Task prompt: Go through the entries and transcribe each one exactly, dropping the pictures.

Record excerpts:
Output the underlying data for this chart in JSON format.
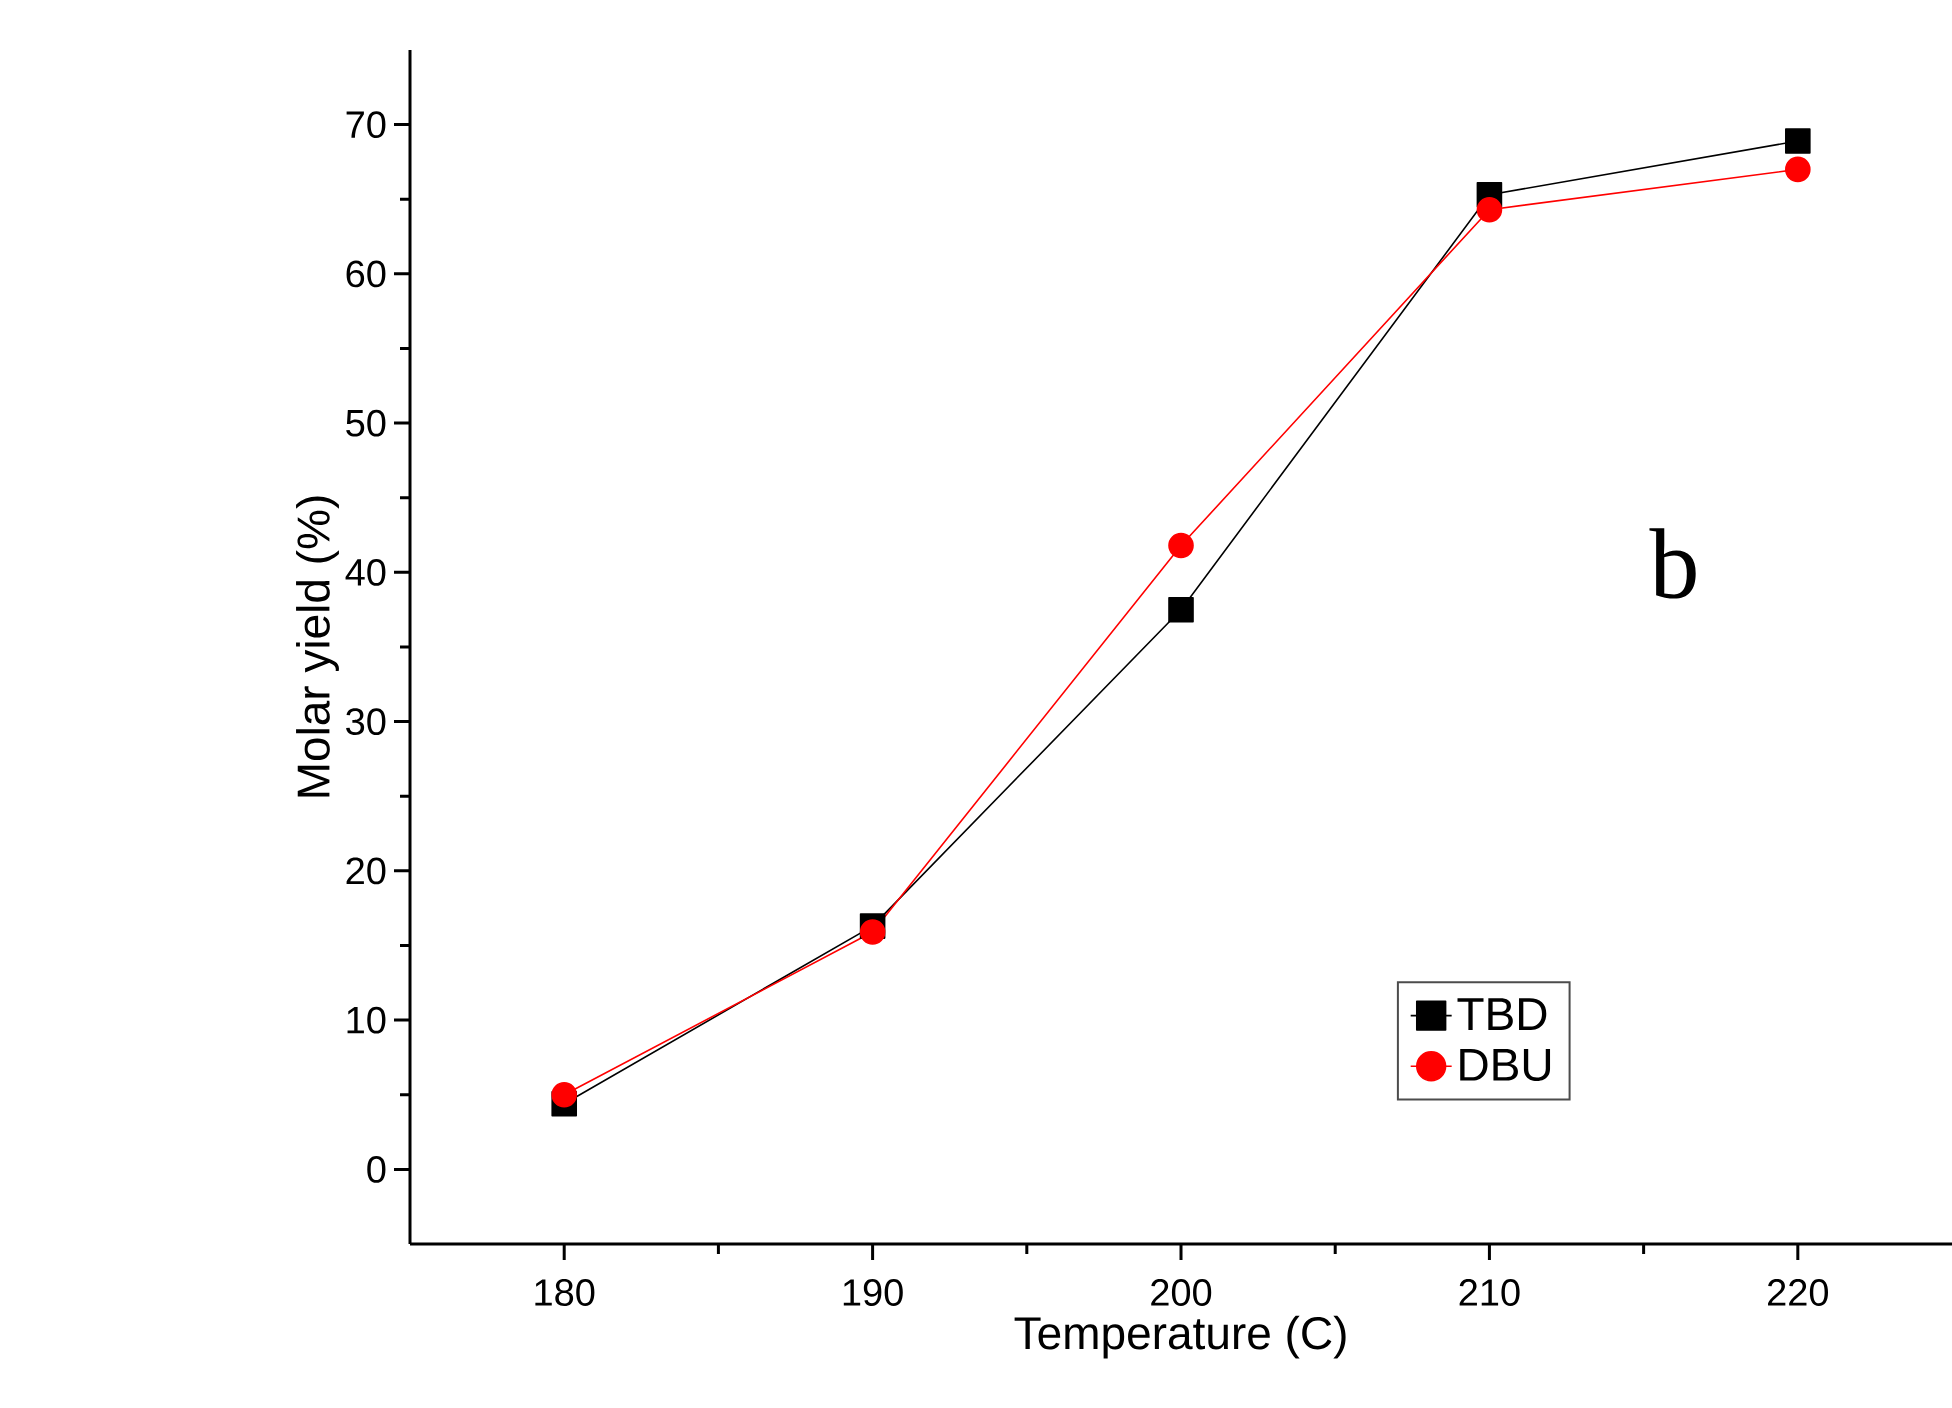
{
  "chart_data": {
    "type": "line",
    "xlabel": "Temperature (C)",
    "ylabel": "Molar yield (%)",
    "x": [
      180,
      190,
      200,
      210,
      220
    ],
    "series": [
      {
        "name": "TBD",
        "color": "#000000",
        "marker": "square",
        "values": [
          4.4,
          16.3,
          37.5,
          65.3,
          68.9
        ]
      },
      {
        "name": "DBU",
        "color": "#ff0000",
        "marker": "circle",
        "values": [
          5.0,
          15.9,
          41.8,
          64.3,
          67.0
        ]
      }
    ],
    "xlim": [
      175,
      225
    ],
    "xticks": [
      180,
      190,
      200,
      210,
      220
    ],
    "ylim": [
      -5,
      75
    ],
    "yticks": [
      0,
      10,
      20,
      30,
      40,
      50,
      60,
      70
    ],
    "legend": "bottom right",
    "grid": false,
    "line_style": "solid",
    "annotations": [
      "b"
    ]
  }
}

Solution for this problem:
Output the underlying data for this chart in JSON format.
{
  "chart_data": {
    "type": "line",
    "xlabel": "Temperature (C)",
    "ylabel": "Molar yield (%)",
    "x": [
      180,
      190,
      200,
      210,
      220
    ],
    "series": [
      {
        "name": "TBD",
        "color": "#000000",
        "marker": "square",
        "values": [
          4.4,
          16.3,
          37.5,
          65.3,
          68.9
        ]
      },
      {
        "name": "DBU",
        "color": "#ff0000",
        "marker": "circle",
        "values": [
          5.0,
          15.9,
          41.8,
          64.3,
          67.0
        ]
      }
    ],
    "xlim": [
      175,
      225
    ],
    "xticks": [
      180,
      190,
      200,
      210,
      220
    ],
    "ylim": [
      -5,
      75
    ],
    "yticks": [
      0,
      10,
      20,
      30,
      40,
      50,
      60,
      70
    ],
    "legend": "bottom right",
    "grid": false,
    "line_style": "solid",
    "annotations": [
      "b"
    ]
  }
}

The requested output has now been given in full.